* _THE TASK_
Pick out all lines with the word "content" from the records that follow.

* _SOURCE DATA_
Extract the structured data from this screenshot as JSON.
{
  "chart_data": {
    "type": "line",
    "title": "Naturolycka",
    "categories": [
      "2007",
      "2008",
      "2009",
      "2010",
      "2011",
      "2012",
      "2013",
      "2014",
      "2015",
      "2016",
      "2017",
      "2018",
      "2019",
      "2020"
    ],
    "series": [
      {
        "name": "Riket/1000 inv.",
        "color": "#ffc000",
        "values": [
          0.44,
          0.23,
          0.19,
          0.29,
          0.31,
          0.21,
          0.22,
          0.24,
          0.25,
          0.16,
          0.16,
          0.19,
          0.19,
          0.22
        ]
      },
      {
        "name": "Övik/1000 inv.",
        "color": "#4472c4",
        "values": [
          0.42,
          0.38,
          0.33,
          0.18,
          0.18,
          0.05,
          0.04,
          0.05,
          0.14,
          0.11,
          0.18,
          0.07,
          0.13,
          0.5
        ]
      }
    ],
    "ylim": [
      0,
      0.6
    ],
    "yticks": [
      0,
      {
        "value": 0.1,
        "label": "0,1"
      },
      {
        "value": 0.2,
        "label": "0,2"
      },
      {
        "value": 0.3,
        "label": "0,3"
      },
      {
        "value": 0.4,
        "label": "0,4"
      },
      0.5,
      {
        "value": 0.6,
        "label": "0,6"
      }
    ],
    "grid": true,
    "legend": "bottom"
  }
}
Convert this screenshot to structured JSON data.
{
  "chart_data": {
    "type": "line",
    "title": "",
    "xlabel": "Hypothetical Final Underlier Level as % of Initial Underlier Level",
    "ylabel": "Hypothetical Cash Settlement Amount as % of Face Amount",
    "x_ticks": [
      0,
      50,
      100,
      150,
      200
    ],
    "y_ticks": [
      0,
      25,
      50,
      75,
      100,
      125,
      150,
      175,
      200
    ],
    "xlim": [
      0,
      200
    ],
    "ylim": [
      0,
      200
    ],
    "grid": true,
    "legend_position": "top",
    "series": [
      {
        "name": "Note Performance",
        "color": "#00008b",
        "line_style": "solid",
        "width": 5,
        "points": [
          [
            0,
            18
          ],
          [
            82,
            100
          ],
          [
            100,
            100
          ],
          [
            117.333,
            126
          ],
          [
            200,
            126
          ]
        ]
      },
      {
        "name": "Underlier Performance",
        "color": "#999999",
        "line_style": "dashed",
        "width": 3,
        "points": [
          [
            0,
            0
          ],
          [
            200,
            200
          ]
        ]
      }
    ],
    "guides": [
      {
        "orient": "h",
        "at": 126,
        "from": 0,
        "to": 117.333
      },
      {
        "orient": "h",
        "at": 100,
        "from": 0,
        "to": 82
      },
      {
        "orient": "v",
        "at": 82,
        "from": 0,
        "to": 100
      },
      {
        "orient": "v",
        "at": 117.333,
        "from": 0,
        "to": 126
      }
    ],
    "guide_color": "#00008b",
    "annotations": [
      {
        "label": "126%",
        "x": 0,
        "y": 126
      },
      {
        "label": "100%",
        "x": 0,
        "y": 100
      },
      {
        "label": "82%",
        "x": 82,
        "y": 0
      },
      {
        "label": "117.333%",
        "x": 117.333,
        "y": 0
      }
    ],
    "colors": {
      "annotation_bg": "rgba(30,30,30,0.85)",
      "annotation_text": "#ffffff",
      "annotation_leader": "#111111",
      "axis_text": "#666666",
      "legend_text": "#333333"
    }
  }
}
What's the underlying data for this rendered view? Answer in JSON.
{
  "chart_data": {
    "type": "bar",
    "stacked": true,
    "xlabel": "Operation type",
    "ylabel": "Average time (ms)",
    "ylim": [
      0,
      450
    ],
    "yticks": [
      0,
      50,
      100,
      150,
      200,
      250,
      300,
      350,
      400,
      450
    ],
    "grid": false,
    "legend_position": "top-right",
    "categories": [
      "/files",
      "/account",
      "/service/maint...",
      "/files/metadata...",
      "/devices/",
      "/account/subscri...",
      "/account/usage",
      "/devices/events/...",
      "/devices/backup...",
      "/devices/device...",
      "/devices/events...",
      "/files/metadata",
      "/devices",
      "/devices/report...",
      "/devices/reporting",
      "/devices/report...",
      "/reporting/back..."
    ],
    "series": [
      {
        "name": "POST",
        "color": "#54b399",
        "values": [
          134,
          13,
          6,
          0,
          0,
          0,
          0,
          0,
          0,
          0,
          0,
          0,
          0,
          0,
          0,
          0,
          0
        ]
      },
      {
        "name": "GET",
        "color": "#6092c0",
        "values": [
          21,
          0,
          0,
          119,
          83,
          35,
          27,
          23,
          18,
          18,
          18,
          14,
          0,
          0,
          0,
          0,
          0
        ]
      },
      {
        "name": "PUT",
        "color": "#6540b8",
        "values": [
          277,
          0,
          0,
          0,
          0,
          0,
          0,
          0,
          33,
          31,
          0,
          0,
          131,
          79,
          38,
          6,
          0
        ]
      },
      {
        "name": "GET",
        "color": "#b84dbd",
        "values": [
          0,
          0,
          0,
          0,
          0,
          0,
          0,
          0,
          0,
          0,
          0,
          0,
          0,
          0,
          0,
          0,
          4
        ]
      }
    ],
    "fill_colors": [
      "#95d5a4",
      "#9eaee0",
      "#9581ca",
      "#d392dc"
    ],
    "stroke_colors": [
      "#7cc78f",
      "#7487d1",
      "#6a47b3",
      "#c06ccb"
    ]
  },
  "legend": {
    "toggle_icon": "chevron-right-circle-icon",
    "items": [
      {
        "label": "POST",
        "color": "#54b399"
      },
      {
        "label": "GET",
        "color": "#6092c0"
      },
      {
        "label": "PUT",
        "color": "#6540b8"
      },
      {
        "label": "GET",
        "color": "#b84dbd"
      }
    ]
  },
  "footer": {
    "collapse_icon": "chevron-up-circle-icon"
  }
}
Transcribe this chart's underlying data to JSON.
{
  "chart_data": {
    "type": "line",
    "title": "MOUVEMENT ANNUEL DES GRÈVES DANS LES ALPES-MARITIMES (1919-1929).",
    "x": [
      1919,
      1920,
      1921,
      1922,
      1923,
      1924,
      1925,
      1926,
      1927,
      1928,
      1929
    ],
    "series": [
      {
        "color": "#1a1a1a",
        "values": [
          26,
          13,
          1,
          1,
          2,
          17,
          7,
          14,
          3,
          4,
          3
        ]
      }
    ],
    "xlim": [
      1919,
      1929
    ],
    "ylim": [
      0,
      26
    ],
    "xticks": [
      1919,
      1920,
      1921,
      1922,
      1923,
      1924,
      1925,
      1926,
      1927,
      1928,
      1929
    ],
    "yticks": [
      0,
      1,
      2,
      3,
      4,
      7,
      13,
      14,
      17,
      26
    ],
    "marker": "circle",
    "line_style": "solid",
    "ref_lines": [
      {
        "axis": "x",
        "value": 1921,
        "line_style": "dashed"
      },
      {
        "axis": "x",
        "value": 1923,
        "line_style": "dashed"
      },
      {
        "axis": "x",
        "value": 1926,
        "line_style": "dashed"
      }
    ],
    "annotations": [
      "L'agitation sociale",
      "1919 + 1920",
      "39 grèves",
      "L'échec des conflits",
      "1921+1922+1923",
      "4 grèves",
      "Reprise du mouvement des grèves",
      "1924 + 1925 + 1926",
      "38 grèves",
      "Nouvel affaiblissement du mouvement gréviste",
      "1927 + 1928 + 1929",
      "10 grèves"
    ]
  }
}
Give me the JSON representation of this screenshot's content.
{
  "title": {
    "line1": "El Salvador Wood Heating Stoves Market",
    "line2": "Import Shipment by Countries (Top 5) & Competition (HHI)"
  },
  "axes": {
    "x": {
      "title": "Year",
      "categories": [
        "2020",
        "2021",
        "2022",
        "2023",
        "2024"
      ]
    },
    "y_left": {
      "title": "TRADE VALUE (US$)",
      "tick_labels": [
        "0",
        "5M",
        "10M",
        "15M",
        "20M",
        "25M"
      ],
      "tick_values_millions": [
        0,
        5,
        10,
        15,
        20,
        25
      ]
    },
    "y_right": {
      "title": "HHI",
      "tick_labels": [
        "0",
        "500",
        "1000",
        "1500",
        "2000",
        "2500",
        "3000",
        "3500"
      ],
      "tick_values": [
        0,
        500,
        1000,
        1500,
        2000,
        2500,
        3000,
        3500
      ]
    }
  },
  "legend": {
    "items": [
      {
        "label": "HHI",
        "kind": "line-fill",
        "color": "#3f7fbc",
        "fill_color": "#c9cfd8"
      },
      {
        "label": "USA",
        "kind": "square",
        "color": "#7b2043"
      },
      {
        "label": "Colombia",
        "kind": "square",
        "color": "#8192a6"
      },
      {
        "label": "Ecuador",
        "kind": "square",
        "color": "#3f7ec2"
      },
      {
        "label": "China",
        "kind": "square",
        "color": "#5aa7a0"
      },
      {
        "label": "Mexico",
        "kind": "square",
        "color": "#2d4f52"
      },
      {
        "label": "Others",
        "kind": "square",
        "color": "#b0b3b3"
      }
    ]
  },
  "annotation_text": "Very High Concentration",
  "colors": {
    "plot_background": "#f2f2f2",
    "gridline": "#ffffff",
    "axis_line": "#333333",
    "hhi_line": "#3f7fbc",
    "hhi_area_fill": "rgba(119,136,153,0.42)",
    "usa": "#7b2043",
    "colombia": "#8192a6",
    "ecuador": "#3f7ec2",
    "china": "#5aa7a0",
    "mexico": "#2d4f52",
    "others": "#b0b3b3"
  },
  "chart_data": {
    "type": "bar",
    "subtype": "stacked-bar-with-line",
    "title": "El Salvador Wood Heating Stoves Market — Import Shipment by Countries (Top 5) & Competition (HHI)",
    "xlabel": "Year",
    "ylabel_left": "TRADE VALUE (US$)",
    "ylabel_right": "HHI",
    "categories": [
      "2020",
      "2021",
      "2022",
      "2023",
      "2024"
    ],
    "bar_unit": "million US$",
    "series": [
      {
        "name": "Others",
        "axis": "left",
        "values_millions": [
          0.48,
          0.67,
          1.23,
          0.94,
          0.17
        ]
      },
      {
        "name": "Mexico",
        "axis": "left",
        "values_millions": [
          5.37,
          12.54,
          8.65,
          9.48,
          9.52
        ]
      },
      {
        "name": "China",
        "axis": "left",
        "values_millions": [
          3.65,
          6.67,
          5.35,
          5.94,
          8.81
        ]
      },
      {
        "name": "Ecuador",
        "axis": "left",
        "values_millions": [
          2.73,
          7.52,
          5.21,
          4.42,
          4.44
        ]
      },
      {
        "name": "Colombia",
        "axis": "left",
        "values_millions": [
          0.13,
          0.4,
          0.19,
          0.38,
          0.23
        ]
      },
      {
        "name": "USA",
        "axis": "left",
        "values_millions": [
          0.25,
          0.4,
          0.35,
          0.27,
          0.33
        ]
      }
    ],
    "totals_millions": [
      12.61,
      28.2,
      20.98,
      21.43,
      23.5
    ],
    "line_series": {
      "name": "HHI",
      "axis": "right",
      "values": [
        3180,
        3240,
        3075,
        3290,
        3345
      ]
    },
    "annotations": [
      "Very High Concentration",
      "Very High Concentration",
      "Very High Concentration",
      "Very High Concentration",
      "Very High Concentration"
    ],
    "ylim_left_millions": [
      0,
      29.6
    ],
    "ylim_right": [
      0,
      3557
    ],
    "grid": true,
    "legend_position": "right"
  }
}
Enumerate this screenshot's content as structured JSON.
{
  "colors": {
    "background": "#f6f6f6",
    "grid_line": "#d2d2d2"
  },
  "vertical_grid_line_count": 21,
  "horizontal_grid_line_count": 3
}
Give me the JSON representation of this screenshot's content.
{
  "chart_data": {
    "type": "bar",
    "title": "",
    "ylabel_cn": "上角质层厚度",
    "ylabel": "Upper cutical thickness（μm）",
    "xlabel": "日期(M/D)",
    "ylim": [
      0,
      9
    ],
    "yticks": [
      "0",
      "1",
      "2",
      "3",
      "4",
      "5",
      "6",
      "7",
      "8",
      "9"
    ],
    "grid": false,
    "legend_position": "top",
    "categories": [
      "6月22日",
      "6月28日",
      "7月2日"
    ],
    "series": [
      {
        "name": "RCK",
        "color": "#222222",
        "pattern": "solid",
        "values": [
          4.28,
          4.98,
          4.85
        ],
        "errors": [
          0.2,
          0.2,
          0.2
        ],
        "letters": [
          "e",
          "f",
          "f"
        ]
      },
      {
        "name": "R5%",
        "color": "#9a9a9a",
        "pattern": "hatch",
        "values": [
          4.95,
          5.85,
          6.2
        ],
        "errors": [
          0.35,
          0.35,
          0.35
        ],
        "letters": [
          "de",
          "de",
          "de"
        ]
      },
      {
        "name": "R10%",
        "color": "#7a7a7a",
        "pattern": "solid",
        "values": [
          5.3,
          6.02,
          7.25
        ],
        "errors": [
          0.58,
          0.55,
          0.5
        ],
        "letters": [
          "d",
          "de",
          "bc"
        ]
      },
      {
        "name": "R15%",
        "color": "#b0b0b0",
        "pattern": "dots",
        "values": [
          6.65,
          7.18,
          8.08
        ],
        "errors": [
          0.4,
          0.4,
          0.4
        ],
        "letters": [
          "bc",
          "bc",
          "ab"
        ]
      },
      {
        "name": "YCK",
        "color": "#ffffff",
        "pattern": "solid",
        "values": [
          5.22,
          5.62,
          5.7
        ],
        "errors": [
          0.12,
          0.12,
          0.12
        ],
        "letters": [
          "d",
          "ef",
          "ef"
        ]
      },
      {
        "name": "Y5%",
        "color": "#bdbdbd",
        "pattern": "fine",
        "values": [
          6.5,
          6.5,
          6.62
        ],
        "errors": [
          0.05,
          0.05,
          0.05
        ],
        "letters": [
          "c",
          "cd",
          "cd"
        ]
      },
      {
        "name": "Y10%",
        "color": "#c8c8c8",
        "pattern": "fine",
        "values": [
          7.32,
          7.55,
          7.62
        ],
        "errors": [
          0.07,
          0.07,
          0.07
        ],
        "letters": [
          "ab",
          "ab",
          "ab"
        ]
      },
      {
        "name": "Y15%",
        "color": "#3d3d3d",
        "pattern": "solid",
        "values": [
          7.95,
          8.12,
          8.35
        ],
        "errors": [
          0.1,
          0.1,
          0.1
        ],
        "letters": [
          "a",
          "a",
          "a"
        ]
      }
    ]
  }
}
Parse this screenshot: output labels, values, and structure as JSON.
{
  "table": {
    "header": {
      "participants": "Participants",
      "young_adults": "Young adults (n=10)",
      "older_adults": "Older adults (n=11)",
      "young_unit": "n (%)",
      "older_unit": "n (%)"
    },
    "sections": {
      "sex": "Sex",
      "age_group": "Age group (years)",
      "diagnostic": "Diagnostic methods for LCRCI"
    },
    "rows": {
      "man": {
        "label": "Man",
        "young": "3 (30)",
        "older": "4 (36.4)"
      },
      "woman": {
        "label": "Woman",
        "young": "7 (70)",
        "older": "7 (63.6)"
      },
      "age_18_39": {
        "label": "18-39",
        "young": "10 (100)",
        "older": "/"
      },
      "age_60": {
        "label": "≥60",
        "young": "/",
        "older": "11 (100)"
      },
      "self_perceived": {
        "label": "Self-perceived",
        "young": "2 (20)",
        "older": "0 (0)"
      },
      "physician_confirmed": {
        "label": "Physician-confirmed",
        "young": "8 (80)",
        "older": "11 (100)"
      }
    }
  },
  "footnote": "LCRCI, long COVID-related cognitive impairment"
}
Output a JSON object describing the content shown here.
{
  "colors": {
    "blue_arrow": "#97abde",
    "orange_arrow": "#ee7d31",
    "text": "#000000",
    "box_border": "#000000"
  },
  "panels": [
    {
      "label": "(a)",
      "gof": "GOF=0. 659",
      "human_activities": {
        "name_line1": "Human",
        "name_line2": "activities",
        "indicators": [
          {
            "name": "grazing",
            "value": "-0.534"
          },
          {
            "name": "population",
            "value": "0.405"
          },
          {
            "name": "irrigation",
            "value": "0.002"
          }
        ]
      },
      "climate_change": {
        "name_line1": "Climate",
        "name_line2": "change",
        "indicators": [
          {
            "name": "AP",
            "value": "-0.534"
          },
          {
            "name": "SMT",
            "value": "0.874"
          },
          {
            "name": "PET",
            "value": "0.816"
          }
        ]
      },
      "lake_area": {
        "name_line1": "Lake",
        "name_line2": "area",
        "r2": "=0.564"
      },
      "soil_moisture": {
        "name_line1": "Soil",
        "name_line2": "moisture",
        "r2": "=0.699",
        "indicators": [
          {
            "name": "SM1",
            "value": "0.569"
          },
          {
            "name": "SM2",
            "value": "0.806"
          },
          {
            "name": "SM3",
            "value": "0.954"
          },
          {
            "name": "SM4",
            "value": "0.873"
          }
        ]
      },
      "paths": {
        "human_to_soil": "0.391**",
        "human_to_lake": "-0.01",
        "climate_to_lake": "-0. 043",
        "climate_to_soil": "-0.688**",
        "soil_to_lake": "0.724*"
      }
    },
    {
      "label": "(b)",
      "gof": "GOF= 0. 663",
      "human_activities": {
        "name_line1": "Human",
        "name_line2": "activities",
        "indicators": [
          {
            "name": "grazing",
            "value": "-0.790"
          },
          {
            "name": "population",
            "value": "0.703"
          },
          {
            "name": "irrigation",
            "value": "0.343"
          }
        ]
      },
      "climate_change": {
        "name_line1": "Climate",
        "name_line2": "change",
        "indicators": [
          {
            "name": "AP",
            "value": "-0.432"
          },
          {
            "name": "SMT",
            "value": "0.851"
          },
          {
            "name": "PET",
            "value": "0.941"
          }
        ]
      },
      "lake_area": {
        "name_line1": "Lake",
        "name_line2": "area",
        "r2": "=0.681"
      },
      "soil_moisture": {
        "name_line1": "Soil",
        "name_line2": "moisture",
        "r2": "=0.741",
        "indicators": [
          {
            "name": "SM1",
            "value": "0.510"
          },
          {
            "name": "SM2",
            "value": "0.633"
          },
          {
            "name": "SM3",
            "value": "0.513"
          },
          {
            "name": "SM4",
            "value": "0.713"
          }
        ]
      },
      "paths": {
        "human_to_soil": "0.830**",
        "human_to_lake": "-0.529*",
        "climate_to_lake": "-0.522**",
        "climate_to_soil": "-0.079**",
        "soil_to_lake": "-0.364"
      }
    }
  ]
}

* _WRITTEN RESPONSE_
Give me the JSON representation of this screenshot's content.
Enumerate this screenshot's content as structured JSON.
Give me the JSON representation of this screenshot's content.
Output a JSON object describing the content shown here.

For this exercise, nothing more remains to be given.